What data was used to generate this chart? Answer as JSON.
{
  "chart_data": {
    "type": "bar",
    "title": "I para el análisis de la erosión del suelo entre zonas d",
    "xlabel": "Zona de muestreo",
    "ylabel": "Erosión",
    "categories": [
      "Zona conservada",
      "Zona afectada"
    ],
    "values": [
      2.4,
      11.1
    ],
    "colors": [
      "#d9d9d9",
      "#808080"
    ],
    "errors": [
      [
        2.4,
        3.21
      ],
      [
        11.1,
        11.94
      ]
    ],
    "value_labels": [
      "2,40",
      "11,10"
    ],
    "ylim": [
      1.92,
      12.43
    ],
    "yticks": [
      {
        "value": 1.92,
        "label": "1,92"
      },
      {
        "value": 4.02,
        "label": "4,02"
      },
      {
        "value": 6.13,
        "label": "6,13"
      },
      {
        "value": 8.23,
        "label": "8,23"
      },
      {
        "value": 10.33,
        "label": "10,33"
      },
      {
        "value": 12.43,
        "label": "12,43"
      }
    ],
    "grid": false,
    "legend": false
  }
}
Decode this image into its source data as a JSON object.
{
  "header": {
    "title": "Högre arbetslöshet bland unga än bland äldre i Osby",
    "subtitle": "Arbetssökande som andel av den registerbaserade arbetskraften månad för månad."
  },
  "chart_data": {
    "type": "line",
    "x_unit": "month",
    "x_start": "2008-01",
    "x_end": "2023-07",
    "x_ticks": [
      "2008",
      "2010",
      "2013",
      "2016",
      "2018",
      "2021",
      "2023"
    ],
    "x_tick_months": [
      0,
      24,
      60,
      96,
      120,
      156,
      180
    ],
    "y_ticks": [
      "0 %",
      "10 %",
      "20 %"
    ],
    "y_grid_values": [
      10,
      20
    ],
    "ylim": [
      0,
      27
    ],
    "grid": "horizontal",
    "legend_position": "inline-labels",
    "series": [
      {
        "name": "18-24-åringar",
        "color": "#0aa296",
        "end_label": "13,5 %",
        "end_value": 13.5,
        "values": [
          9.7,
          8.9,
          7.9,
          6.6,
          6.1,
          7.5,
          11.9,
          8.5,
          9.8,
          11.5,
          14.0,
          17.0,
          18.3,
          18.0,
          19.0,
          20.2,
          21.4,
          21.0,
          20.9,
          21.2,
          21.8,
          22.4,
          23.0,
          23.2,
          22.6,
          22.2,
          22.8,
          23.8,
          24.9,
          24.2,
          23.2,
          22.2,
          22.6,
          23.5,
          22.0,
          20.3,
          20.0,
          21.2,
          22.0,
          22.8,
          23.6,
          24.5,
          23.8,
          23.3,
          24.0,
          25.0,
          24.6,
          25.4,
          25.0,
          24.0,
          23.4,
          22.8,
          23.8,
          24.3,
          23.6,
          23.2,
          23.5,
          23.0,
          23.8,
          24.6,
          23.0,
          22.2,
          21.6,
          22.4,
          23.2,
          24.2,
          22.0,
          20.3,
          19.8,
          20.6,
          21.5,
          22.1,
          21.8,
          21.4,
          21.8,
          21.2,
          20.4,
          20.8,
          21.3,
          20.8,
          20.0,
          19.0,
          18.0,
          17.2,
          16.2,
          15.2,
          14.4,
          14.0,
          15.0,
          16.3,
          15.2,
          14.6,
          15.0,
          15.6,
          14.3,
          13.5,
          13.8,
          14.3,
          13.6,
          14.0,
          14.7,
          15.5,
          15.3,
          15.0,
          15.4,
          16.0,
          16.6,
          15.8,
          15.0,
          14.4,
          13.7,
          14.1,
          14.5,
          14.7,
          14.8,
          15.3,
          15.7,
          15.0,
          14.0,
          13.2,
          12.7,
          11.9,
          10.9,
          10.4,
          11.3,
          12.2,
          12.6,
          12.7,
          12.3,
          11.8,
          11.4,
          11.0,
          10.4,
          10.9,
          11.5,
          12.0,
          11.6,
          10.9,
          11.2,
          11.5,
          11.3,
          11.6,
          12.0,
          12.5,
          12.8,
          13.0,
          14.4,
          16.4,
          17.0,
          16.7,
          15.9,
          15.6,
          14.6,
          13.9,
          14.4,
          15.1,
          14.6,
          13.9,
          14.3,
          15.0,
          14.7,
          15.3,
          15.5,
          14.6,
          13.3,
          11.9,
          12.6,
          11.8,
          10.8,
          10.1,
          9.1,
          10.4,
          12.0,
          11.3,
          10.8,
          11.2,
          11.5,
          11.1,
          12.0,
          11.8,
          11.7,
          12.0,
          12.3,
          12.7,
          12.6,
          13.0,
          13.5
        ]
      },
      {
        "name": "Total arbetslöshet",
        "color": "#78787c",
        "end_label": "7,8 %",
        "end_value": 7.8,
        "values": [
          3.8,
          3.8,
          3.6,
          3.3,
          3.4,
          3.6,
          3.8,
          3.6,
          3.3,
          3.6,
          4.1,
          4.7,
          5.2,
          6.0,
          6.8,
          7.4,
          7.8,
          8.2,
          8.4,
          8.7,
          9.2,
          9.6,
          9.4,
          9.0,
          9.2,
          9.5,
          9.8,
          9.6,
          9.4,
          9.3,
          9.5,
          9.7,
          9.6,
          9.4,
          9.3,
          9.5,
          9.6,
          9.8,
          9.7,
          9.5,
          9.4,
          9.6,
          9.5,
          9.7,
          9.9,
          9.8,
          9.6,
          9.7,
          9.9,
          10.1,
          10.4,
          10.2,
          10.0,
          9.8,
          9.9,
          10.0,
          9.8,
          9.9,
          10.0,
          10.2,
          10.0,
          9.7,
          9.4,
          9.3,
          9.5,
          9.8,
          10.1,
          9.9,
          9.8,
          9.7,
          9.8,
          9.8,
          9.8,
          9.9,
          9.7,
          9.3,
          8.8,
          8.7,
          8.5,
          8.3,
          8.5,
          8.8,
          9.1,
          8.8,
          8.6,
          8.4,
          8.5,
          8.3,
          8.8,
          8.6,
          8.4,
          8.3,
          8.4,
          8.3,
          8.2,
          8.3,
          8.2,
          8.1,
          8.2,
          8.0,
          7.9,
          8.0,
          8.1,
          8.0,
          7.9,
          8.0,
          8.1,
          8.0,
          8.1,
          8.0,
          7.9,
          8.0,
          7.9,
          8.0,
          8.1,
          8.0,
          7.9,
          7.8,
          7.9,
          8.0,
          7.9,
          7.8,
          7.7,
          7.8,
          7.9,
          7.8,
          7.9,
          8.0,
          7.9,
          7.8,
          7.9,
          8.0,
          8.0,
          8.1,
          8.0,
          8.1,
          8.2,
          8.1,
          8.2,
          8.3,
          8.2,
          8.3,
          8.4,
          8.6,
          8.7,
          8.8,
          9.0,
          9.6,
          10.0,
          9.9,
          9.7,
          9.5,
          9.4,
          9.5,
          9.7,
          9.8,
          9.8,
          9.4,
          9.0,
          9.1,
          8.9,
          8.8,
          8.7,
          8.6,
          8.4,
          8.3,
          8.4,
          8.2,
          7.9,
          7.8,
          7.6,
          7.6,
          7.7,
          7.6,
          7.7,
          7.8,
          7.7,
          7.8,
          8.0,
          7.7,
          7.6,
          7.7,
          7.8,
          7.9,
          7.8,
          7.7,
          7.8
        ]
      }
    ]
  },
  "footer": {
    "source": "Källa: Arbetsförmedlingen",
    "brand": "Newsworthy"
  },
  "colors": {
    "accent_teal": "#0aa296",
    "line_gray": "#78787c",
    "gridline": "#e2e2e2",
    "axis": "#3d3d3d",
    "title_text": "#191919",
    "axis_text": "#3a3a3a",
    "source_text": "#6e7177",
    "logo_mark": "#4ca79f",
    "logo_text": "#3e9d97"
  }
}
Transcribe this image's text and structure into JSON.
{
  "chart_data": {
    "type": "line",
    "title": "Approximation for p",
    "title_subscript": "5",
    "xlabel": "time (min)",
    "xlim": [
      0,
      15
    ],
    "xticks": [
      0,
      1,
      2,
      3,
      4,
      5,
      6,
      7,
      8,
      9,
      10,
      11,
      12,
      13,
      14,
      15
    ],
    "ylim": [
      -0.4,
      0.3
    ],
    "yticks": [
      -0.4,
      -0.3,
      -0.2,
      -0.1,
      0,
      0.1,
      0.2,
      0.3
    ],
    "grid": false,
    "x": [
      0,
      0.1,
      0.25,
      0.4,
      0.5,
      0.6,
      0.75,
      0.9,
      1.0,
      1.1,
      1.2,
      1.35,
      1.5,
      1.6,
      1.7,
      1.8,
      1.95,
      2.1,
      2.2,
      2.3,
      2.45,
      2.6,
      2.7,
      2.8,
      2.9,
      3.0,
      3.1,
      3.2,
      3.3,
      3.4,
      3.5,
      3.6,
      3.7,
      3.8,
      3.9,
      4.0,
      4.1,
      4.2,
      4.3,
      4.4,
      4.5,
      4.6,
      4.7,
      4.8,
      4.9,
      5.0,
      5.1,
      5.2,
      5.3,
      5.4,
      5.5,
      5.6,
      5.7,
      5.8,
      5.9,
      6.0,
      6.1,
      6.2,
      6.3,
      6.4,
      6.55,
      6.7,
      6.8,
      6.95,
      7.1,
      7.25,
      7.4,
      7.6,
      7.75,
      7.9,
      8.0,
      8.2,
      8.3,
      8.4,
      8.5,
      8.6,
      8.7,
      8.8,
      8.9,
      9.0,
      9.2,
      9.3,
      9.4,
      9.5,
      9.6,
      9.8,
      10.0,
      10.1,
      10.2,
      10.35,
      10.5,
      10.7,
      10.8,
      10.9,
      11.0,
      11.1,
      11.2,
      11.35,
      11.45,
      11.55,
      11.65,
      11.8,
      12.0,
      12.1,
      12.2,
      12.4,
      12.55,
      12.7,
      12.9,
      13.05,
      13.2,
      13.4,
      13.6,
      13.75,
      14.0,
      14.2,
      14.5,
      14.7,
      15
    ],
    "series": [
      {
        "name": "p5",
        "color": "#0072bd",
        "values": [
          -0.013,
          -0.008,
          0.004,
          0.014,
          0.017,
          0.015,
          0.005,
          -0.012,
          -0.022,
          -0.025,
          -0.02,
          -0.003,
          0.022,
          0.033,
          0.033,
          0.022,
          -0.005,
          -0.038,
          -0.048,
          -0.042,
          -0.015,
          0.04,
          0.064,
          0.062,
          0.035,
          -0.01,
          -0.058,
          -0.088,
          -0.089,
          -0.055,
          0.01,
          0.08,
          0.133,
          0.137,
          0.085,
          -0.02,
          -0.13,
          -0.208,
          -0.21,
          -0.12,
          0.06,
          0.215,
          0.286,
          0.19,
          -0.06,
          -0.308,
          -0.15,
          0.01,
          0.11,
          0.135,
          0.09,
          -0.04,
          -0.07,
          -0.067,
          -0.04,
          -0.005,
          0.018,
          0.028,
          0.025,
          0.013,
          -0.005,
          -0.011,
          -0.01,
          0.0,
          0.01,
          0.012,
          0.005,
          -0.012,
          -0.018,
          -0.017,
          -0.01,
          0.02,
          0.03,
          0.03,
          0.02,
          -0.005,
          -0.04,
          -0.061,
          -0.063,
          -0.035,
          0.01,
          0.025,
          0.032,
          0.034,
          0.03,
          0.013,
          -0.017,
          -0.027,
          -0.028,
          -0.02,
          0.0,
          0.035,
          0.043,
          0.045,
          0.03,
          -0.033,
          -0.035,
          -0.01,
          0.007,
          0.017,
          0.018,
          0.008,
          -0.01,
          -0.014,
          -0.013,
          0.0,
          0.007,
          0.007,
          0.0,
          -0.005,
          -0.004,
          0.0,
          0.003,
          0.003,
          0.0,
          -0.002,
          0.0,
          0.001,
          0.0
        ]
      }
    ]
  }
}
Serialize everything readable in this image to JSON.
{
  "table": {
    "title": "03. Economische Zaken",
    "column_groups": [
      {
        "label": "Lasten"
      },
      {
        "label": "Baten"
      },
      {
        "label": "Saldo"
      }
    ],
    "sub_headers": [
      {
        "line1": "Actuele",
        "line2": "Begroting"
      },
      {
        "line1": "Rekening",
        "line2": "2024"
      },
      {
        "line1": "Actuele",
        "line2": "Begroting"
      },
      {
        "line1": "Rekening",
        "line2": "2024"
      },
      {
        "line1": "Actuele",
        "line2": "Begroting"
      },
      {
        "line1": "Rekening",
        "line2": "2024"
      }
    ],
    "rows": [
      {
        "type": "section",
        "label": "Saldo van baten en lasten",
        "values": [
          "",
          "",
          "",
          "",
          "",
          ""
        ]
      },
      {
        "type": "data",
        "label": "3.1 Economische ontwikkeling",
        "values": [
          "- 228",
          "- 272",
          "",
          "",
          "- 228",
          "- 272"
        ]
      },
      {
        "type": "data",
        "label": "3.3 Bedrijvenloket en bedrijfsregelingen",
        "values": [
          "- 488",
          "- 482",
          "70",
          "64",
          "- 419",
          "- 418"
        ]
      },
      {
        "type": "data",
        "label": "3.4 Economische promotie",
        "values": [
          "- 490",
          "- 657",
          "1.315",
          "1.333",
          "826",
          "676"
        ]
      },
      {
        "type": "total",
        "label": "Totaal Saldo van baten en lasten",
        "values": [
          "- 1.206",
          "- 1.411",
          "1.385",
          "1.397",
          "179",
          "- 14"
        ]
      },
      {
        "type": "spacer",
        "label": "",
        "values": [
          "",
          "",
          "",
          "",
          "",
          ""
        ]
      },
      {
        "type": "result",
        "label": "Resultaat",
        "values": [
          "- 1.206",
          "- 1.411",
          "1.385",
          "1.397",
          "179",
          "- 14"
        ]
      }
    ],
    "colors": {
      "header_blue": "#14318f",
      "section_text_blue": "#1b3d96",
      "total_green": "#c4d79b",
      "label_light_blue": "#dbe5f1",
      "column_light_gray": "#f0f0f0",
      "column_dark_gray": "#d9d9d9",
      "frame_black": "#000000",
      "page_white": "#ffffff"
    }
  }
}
-------------------------
*Your goal*. Where a line above contains the string "JSON", copy that line.

*Response to this exercise*.
What data was used to generate this chart? Answer as JSON.
Decode this image into its source data as a JSON object.
Transcribe this image's text and structure into JSON.
Serialize everything readable in this image to JSON.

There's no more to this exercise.